▶ [AIM OF THE EXERCISE]: Render each line of the records below as a numbered list, omitting any blank lines.

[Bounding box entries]
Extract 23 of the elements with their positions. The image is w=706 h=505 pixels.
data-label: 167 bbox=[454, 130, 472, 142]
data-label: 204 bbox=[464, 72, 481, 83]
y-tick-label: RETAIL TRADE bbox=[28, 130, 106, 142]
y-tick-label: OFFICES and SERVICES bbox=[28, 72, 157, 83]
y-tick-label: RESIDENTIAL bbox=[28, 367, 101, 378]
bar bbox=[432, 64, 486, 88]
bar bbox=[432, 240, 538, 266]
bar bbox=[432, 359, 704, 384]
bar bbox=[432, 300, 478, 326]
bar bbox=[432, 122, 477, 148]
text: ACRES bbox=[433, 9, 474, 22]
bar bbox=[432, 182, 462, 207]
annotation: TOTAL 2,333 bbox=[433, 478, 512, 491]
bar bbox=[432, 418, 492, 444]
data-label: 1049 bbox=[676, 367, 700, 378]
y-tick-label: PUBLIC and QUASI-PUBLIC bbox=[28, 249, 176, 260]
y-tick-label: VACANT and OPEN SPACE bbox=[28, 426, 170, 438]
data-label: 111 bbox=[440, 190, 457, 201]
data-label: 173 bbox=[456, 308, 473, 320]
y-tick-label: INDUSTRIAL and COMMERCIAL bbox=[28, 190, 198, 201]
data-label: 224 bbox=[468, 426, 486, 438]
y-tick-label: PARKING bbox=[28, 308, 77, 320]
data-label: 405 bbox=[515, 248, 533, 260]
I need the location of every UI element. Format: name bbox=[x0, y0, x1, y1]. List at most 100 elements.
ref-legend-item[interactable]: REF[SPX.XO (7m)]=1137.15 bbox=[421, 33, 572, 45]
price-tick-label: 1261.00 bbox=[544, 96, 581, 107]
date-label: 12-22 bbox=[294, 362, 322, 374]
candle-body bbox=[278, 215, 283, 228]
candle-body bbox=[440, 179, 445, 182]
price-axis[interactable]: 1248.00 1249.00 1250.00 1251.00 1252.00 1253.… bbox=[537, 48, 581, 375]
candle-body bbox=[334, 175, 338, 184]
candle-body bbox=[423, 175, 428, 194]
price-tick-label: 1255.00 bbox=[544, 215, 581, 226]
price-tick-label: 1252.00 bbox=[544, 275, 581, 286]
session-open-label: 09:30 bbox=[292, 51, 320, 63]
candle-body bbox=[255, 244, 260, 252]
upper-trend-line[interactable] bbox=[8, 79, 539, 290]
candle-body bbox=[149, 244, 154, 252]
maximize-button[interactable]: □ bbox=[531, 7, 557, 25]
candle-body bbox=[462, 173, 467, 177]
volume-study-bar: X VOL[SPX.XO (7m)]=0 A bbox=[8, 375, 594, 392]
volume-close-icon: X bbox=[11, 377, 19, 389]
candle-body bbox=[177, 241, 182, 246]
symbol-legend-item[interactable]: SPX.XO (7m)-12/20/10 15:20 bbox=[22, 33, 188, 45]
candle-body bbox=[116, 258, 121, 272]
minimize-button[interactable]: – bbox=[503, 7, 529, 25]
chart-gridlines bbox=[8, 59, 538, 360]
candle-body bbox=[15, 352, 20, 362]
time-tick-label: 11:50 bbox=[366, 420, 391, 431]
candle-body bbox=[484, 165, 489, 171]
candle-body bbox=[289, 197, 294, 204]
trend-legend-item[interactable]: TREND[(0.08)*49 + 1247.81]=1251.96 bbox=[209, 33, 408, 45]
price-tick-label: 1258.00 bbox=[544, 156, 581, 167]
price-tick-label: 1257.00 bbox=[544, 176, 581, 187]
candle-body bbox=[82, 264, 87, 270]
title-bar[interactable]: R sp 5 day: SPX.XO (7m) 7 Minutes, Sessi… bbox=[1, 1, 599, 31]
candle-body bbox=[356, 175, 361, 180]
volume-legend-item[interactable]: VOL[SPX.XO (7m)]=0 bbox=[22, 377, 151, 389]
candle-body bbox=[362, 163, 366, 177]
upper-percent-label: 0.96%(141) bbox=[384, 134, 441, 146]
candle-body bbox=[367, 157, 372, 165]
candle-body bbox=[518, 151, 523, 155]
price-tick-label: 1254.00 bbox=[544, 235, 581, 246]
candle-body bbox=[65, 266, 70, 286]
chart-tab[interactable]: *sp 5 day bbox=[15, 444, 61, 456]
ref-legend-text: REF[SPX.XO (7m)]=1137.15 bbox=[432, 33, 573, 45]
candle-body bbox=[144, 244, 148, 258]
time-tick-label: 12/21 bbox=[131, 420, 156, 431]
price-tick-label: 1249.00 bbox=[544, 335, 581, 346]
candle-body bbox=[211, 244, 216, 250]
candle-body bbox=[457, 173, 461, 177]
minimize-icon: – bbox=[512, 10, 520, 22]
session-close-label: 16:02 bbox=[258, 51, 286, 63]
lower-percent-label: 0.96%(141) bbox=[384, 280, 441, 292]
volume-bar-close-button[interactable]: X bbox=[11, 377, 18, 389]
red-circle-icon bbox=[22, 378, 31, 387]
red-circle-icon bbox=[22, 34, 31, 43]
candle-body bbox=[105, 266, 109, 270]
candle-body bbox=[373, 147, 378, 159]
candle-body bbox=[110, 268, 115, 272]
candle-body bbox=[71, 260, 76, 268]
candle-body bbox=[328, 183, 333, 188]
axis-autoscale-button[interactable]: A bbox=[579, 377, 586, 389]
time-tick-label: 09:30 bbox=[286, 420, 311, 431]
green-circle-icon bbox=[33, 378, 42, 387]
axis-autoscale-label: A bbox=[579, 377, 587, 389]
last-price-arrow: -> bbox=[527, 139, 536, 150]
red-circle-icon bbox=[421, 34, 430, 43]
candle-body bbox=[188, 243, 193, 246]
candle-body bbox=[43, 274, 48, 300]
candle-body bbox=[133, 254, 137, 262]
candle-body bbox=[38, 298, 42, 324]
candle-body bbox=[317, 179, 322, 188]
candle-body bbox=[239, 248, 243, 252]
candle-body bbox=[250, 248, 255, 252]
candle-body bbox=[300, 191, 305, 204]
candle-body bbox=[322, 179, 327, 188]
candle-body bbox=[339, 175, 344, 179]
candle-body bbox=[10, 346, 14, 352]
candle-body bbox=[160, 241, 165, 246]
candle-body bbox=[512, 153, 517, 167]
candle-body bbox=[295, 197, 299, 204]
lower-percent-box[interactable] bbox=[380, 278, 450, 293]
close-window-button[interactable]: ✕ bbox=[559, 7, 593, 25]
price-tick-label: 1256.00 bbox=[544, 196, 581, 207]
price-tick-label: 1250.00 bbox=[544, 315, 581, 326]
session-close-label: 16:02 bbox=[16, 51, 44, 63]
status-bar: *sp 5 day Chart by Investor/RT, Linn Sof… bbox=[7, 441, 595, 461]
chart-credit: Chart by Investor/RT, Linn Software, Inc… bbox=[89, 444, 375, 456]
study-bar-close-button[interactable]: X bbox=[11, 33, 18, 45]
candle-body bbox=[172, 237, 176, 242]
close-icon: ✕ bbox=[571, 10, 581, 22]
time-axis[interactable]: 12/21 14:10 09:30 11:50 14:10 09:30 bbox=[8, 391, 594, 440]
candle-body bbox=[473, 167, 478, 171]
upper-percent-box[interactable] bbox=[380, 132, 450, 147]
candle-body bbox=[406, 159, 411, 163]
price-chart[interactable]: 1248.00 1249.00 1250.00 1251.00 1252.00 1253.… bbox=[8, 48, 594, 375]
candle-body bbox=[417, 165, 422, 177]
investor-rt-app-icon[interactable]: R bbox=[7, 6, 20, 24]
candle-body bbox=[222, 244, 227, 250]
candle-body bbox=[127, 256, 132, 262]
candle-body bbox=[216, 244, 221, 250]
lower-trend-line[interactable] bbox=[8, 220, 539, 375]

▶ [SOLUTION TO THIS EXERCISE]:
1. Extract 23 of the elements with their positions. The image is w=706 h=505 pixels.
2. data-label: 167 bbox=[454, 130, 472, 142]
3. data-label: 204 bbox=[464, 72, 481, 83]
4. y-tick-label: RETAIL TRADE bbox=[28, 130, 106, 142]
5. y-tick-label: OFFICES and SERVICES bbox=[28, 72, 157, 83]
6. y-tick-label: RESIDENTIAL bbox=[28, 367, 101, 378]
7. bar bbox=[432, 64, 486, 88]
8. bar bbox=[432, 240, 538, 266]
9. bar bbox=[432, 359, 704, 384]
10. bar bbox=[432, 300, 478, 326]
11. bar bbox=[432, 122, 477, 148]
12. text: ACRES bbox=[433, 9, 474, 22]
13. bar bbox=[432, 182, 462, 207]
14. annotation: TOTAL 2,333 bbox=[433, 478, 512, 491]
15. bar bbox=[432, 418, 492, 444]
16. data-label: 1049 bbox=[676, 367, 700, 378]
17. y-tick-label: PUBLIC and QUASI-PUBLIC bbox=[28, 249, 176, 260]
18. y-tick-label: VACANT and OPEN SPACE bbox=[28, 426, 170, 438]
19. data-label: 111 bbox=[440, 190, 457, 201]
20. data-label: 173 bbox=[456, 308, 473, 320]
21. y-tick-label: INDUSTRIAL and COMMERCIAL bbox=[28, 190, 198, 201]
22. data-label: 224 bbox=[468, 426, 486, 438]
23. y-tick-label: PARKING bbox=[28, 308, 77, 320]
24. data-label: 405 bbox=[515, 248, 533, 260]
25. I need the location of every UI element. Format: name bbox=[x0, y0, x1, y1]. List at most 100 elements.
26. ref-legend-item[interactable]: REF[SPX.XO (7m)]=1137.15 bbox=[421, 33, 572, 45]
27. price-tick-label: 1261.00 bbox=[544, 96, 581, 107]
28. date-label: 12-22 bbox=[294, 362, 322, 374]
29. candle-body bbox=[278, 215, 283, 228]
30. candle-body bbox=[440, 179, 445, 182]
31. price-axis[interactable]: 1248.00 1249.00 1250.00 1251.00 1252.00 1253.… bbox=[537, 48, 581, 375]
32. candle-body bbox=[334, 175, 338, 184]
33. candle-body bbox=[423, 175, 428, 194]
34. price-tick-label: 1255.00 bbox=[544, 215, 581, 226]
35. price-tick-label: 1252.00 bbox=[544, 275, 581, 286]
36. session-open-label: 09:30 bbox=[292, 51, 320, 63]
37. candle-body bbox=[255, 244, 260, 252]
38. upper-trend-line[interactable] bbox=[8, 79, 539, 290]
39. candle-body bbox=[149, 244, 154, 252]
40. maximize-button[interactable]: □ bbox=[531, 7, 557, 25]
41. candle-body bbox=[462, 173, 467, 177]
42. volume-study-bar: X VOL[SPX.XO (7m)]=0 A bbox=[8, 375, 594, 392]
43. volume-close-icon: X bbox=[11, 377, 19, 389]
44. candle-body bbox=[177, 241, 182, 246]
45. symbol-legend-item[interactable]: SPX.XO (7m)-12/20/10 15:20 bbox=[22, 33, 188, 45]
46. candle-body bbox=[116, 258, 121, 272]
47. minimize-button[interactable]: – bbox=[503, 7, 529, 25]
48. chart-gridlines bbox=[8, 59, 538, 360]
49. candle-body bbox=[15, 352, 20, 362]
50. time-tick-label: 11:50 bbox=[366, 420, 391, 431]
51. candle-body bbox=[484, 165, 489, 171]
52. candle-body bbox=[289, 197, 294, 204]
53. trend-legend-item[interactable]: TREND[(0.08)*49 + 1247.81]=1251.96 bbox=[209, 33, 408, 45]
54. price-tick-label: 1258.00 bbox=[544, 156, 581, 167]
55. price-tick-label: 1257.00 bbox=[544, 176, 581, 187]
56. candle-body bbox=[82, 264, 87, 270]
57. title-bar[interactable]: R sp 5 day: SPX.XO (7m) 7 Minutes, Sessi… bbox=[1, 1, 599, 31]
58. candle-body bbox=[356, 175, 361, 180]
59. volume-legend-item[interactable]: VOL[SPX.XO (7m)]=0 bbox=[22, 377, 151, 389]
60. candle-body bbox=[362, 163, 366, 177]
61. upper-percent-label: 0.96%(141) bbox=[384, 134, 441, 146]
62. candle-body bbox=[367, 157, 372, 165]
63. candle-body bbox=[518, 151, 523, 155]
64. price-tick-label: 1254.00 bbox=[544, 235, 581, 246]
65. candle-body bbox=[65, 266, 70, 286]
66. chart-tab[interactable]: *sp 5 day bbox=[15, 444, 61, 456]
67. ref-legend-text: REF[SPX.XO (7m)]=1137.15 bbox=[432, 33, 573, 45]
68. candle-body bbox=[144, 244, 148, 258]
69. time-tick-label: 12/21 bbox=[131, 420, 156, 431]
70. price-tick-label: 1249.00 bbox=[544, 335, 581, 346]
71. candle-body bbox=[211, 244, 216, 250]
72. candle-body bbox=[457, 173, 461, 177]
73. minimize-icon: – bbox=[512, 10, 520, 22]
74. session-close-label: 16:02 bbox=[258, 51, 286, 63]
75. lower-percent-label: 0.96%(141) bbox=[384, 280, 441, 292]
76. volume-bar-close-button[interactable]: X bbox=[11, 377, 18, 389]
77. red-circle-icon bbox=[22, 378, 31, 387]
78. red-circle-icon bbox=[22, 34, 31, 43]
79. candle-body bbox=[105, 266, 109, 270]
80. candle-body bbox=[373, 147, 378, 159]
81. candle-body bbox=[110, 268, 115, 272]
82. candle-body bbox=[71, 260, 76, 268]
83. candle-body bbox=[328, 183, 333, 188]
84. axis-autoscale-button[interactable]: A bbox=[579, 377, 586, 389]
85. time-tick-label: 09:30 bbox=[286, 420, 311, 431]
86. green-circle-icon bbox=[33, 378, 42, 387]
87. axis-autoscale-label: A bbox=[579, 377, 587, 389]
88. last-price-arrow: -> bbox=[527, 139, 536, 150]
89. red-circle-icon bbox=[421, 34, 430, 43]
90. candle-body bbox=[188, 243, 193, 246]
91. candle-body bbox=[43, 274, 48, 300]
92. candle-body bbox=[133, 254, 137, 262]
93. candle-body bbox=[38, 298, 42, 324]
94. candle-body bbox=[317, 179, 322, 188]
95. candle-body bbox=[239, 248, 243, 252]
96. candle-body bbox=[250, 248, 255, 252]
97. candle-body bbox=[300, 191, 305, 204]
98. candle-body bbox=[322, 179, 327, 188]
99. candle-body bbox=[339, 175, 344, 179]
100. candle-body bbox=[10, 346, 14, 352]
101. candle-body bbox=[160, 241, 165, 246]
102. candle-body bbox=[512, 153, 517, 167]
103. candle-body bbox=[295, 197, 299, 204]
104. lower-percent-box[interactable] bbox=[380, 278, 450, 293]
105. close-window-button[interactable]: ✕ bbox=[559, 7, 593, 25]
106. price-tick-label: 1256.00 bbox=[544, 196, 581, 207]
107. price-tick-label: 1250.00 bbox=[544, 315, 581, 326]
108. session-close-label: 16:02 bbox=[16, 51, 44, 63]
109. status-bar: *sp 5 day Chart by Investor/RT, Linn Sof… bbox=[7, 441, 595, 461]
110. chart-credit: Chart by Investor/RT, Linn Software, Inc… bbox=[89, 444, 375, 456]
111. study-bar-close-button[interactable]: X bbox=[11, 33, 18, 45]
112. candle-body bbox=[172, 237, 176, 242]
113. close-icon: ✕ bbox=[571, 10, 581, 22]
114. time-axis[interactable]: 12/21 14:10 09:30 11:50 14:10 09:30 bbox=[8, 391, 594, 440]
115. candle-body bbox=[473, 167, 478, 171]
116. upper-percent-box[interactable] bbox=[380, 132, 450, 147]
117. candle-body bbox=[406, 159, 411, 163]
118. price-chart[interactable]: 1248.00 1249.00 1250.00 1251.00 1252.00 1253.… bbox=[8, 48, 594, 375]
119. candle-body bbox=[417, 165, 422, 177]
120. investor-rt-app-icon[interactable]: R bbox=[7, 6, 20, 24]
121. candle-body bbox=[222, 244, 227, 250]
122. candle-body bbox=[127, 256, 132, 262]
123. candle-body bbox=[216, 244, 221, 250]
124. lower-trend-line[interactable] bbox=[8, 220, 539, 375]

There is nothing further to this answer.